- Task objective: Pictures should be excluded; otherwise, copy every entry exactly.

- Provided records:
* Begin *

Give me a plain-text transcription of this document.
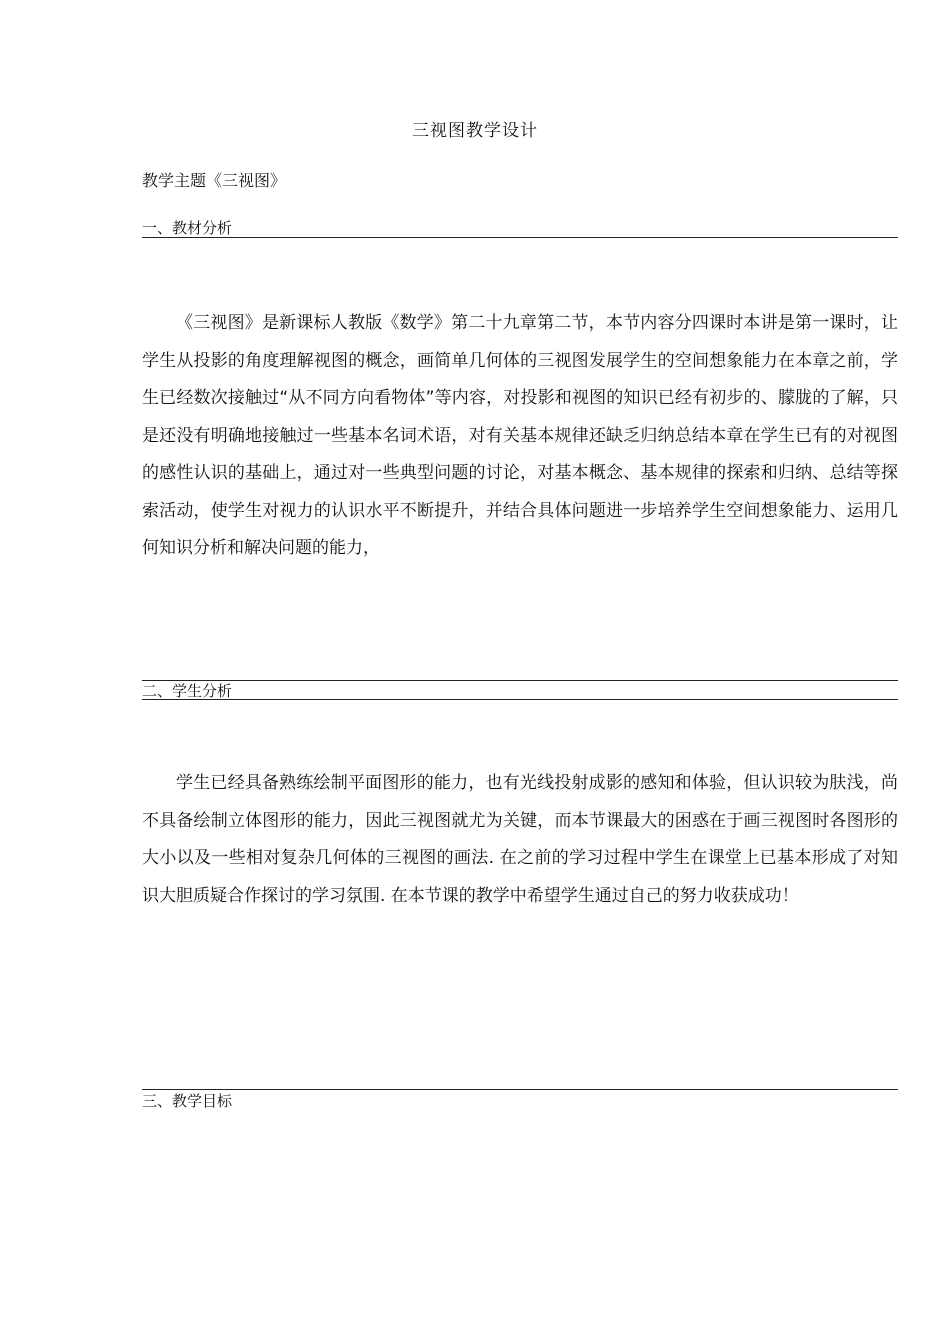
三视图教学设计
教学主题《三视图》
一、教材分析

《三视图》是新课标人教版《数学》第二十九章第二节，本节内容分四课时本讲是第一课时，让学生从投影的角度理解视图的概念，画简单几何体的三视图发展学生的空间想象能力在本章之前，学生已经数次接触过“从不同方向看物体”等内容，对投影和视图的知识已经有初步的、朦胧的了解，只是还没有明确地接触过一些基本名词术语，对有关基本规律还缺乏归纳总结本章在学生已有的对视图的感性认识的基础上，通过对一些典型问题的讨论，对基本概念、基本规律的探索和归纳、总结等探索活动，使学生对视力的认识水平不断提升，并结合具体问题进一步培养学生空间想象能力、运用几何知识分析和解决问题的能力，

二、学生分析

学生已经具备熟练绘制平面图形的能力，也有光线投射成影的感知和体验，但认识较为肤浅，尚不具备绘制立体图形的能力，因此三视图就尤为关键，而本节课最大的困惑在于画三视图时各图形的大小以及一些相对复杂几何体的三视图的画法. 在之前的学习过程中学生在课堂上已基本形成了对知识大胆质疑合作探讨的学习氛围. 在本节课的教学中希望学生通过自己的努力收获成功！

三、教学目标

* End *

- Written response:
Give me a plain-text transcription of this document.
三视图教学设计
教学主题《三视图》
一、教材分析

《三视图》是新课标人教版《数学》第二十九章第二节，本节内容分四课时本讲是第一课时，让学生从投影的角度理解视图的概念，画简单几何体的三视图发展学生的空间想象能力在本章之前，学生已经数次接触过“从不同方向看物体”等内容，对投影和视图的知识已经有初步的、朦胧的了解，只是还没有明确地接触过一些基本名词术语，对有关基本规律还缺乏归纳总结本章在学生已有的对视图的感性认识的基础上，通过对一些典型问题的讨论，对基本概念、基本规律的探索和归纳、总结等探索活动，使学生对视力的认识水平不断提升，并结合具体问题进一步培养学生空间想象能力、运用几何知识分析和解决问题的能力，

二、学生分析

学生已经具备熟练绘制平面图形的能力，也有光线投射成影的感知和体验，但认识较为肤浅，尚不具备绘制立体图形的能力，因此三视图就尤为关键，而本节课最大的困惑在于画三视图时各图形的大小以及一些相对复杂几何体的三视图的画法. 在之前的学习过程中学生在课堂上已基本形成了对知识大胆质疑合作探讨的学习氛围. 在本节课的教学中希望学生通过自己的努力收获成功！

三、教学目标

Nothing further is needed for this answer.